Collect each line of the entries that holds the string "true".

Dataset rows
────────────────────

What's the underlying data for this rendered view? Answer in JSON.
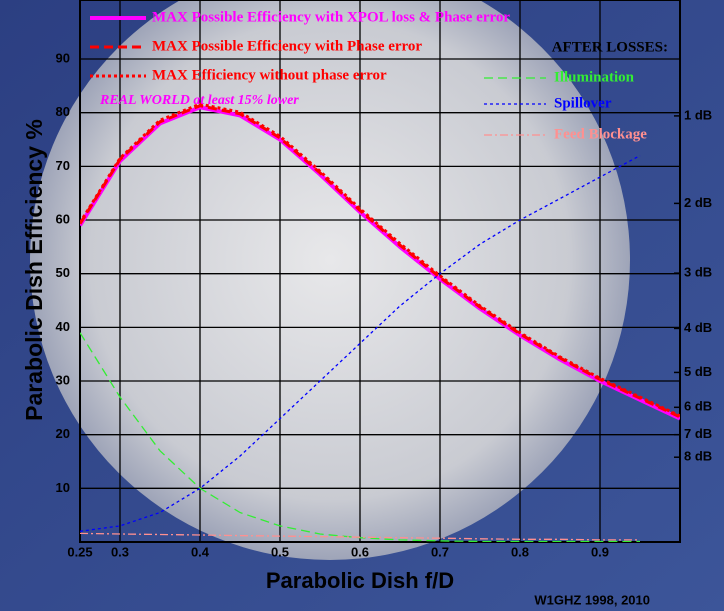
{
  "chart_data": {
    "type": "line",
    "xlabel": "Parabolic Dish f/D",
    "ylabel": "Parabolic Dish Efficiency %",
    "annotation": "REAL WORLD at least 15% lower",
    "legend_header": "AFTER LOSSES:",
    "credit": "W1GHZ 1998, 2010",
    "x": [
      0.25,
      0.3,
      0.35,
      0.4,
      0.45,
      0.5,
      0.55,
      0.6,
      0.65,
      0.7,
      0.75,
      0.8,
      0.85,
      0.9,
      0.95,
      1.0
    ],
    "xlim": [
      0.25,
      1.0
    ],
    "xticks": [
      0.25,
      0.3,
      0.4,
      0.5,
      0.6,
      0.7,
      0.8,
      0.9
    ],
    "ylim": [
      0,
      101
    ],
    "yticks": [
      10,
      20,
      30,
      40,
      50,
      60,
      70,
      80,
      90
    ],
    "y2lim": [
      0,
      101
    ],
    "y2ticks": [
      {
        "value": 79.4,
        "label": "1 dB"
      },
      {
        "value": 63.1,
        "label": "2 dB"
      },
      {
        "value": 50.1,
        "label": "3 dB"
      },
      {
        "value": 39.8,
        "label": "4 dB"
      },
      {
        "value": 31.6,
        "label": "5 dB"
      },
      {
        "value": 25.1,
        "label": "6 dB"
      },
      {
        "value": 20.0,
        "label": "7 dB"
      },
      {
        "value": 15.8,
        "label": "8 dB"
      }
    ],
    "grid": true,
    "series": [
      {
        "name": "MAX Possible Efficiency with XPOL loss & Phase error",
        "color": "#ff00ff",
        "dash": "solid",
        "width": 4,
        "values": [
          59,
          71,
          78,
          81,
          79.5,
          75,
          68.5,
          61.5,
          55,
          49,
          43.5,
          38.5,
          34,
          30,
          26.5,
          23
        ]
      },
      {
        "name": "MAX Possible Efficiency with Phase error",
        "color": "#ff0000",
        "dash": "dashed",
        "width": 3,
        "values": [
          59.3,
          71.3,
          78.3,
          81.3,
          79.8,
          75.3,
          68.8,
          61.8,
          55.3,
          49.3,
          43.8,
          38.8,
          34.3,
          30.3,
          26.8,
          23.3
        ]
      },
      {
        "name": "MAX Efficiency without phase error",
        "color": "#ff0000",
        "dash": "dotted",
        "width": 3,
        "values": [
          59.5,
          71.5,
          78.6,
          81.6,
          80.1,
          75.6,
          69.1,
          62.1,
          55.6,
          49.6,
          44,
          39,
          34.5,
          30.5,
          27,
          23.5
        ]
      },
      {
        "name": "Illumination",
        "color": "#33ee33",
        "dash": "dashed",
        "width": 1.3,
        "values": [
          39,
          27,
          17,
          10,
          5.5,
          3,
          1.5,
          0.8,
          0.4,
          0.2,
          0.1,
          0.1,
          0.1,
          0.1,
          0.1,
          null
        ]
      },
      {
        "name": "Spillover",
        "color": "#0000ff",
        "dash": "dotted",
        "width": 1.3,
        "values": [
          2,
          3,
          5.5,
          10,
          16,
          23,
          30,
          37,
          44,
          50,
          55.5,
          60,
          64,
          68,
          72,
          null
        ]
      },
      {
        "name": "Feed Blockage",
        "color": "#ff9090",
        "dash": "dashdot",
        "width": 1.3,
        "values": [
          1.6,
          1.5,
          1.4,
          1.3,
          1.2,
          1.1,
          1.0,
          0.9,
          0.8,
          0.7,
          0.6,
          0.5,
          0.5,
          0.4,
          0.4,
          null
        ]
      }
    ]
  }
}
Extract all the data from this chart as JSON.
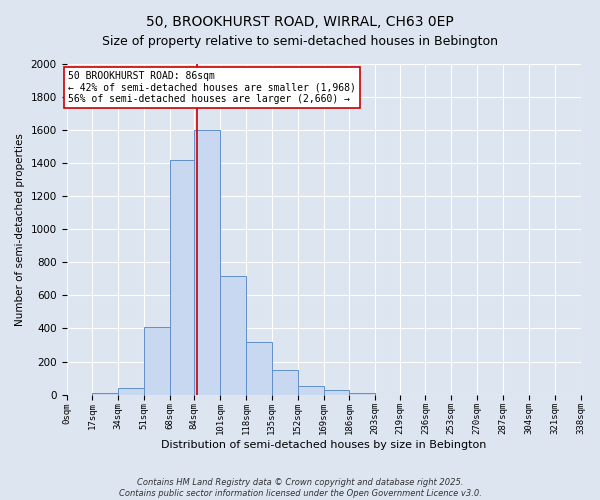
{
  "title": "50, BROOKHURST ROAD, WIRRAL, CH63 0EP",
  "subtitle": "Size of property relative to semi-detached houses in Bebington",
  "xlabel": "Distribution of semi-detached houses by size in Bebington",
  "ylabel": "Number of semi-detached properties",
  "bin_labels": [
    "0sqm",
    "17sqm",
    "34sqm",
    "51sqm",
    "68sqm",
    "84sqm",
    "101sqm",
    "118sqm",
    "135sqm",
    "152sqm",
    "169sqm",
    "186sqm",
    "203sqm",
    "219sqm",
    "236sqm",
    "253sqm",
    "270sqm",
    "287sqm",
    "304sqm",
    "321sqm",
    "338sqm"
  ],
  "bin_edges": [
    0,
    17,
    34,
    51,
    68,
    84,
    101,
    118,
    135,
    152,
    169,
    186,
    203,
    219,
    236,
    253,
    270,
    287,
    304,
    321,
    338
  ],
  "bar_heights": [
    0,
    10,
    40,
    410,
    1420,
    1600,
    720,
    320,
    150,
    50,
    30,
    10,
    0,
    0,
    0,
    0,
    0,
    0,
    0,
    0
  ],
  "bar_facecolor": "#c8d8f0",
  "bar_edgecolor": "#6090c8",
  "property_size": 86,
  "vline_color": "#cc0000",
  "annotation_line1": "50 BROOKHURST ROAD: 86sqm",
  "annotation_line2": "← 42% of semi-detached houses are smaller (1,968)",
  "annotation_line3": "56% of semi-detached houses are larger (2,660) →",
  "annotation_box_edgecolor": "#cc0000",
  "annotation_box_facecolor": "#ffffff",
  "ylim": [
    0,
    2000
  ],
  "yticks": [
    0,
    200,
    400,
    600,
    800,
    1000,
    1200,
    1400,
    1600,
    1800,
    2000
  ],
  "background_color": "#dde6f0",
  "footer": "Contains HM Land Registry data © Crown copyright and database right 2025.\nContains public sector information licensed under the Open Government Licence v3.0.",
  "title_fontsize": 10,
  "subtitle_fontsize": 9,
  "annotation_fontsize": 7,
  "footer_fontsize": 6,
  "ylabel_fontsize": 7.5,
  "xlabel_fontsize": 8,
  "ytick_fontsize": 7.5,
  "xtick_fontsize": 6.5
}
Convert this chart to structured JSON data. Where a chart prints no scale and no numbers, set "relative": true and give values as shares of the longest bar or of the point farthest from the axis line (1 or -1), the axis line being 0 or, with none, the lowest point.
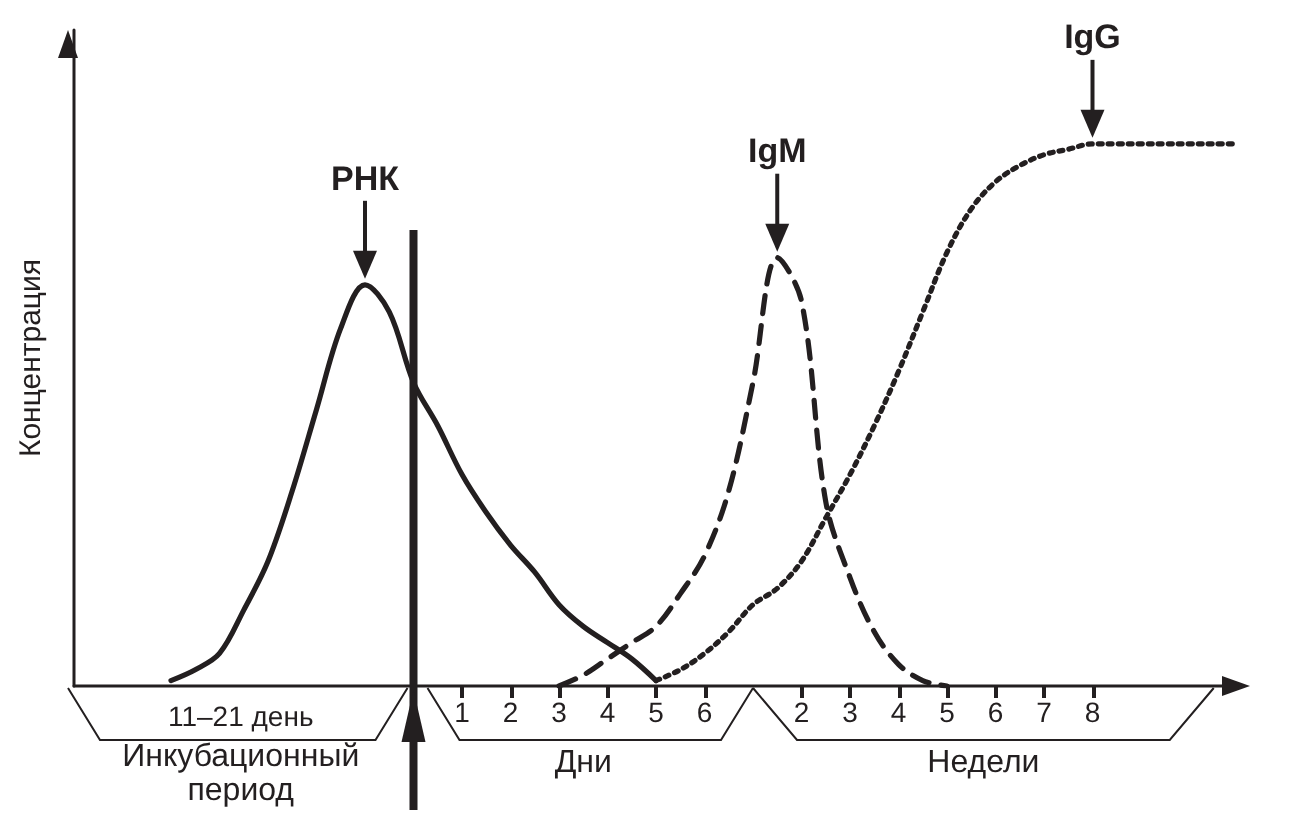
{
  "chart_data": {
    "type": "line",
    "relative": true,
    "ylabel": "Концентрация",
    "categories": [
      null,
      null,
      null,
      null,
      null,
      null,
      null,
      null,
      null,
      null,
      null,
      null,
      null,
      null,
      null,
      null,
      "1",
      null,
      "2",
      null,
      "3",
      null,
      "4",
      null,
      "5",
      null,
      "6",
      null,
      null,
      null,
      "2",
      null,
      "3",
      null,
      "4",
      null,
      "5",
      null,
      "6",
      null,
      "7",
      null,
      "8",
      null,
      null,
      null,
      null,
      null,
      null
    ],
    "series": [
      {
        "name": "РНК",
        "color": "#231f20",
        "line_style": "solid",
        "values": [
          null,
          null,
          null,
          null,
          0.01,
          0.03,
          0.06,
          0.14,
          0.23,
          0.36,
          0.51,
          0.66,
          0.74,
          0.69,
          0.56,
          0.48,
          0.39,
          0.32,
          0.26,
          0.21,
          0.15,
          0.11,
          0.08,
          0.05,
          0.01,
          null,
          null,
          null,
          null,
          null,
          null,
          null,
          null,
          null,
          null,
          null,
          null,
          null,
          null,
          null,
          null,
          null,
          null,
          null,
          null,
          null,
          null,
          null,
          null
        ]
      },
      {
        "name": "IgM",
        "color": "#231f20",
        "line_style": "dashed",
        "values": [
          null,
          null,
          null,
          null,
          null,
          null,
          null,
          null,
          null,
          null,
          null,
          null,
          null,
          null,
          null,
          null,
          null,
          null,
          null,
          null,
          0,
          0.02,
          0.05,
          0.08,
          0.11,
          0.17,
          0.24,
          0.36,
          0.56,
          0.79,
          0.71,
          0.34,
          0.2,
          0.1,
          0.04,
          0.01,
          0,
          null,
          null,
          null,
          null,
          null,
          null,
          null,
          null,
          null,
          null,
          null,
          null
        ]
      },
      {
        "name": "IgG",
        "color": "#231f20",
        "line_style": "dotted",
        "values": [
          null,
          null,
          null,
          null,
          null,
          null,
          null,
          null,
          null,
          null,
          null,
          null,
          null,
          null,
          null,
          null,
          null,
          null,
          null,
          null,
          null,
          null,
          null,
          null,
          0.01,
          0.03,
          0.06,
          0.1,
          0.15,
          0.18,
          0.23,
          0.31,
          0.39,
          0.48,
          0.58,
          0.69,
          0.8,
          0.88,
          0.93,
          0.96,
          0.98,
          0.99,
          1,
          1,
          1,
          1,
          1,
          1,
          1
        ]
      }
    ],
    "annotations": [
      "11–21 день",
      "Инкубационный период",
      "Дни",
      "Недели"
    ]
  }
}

────────────────────

[TASK RESULT]
    "grid": true,
Convert this chart to structured JSON data. Where a chart prints no scale and no numbers, set "relative": true and give values as shares of the longest bar or of the point farthest from the axis line (1 or -1), the axis line being 0 or, with none, the lowest point.
    "relative": true,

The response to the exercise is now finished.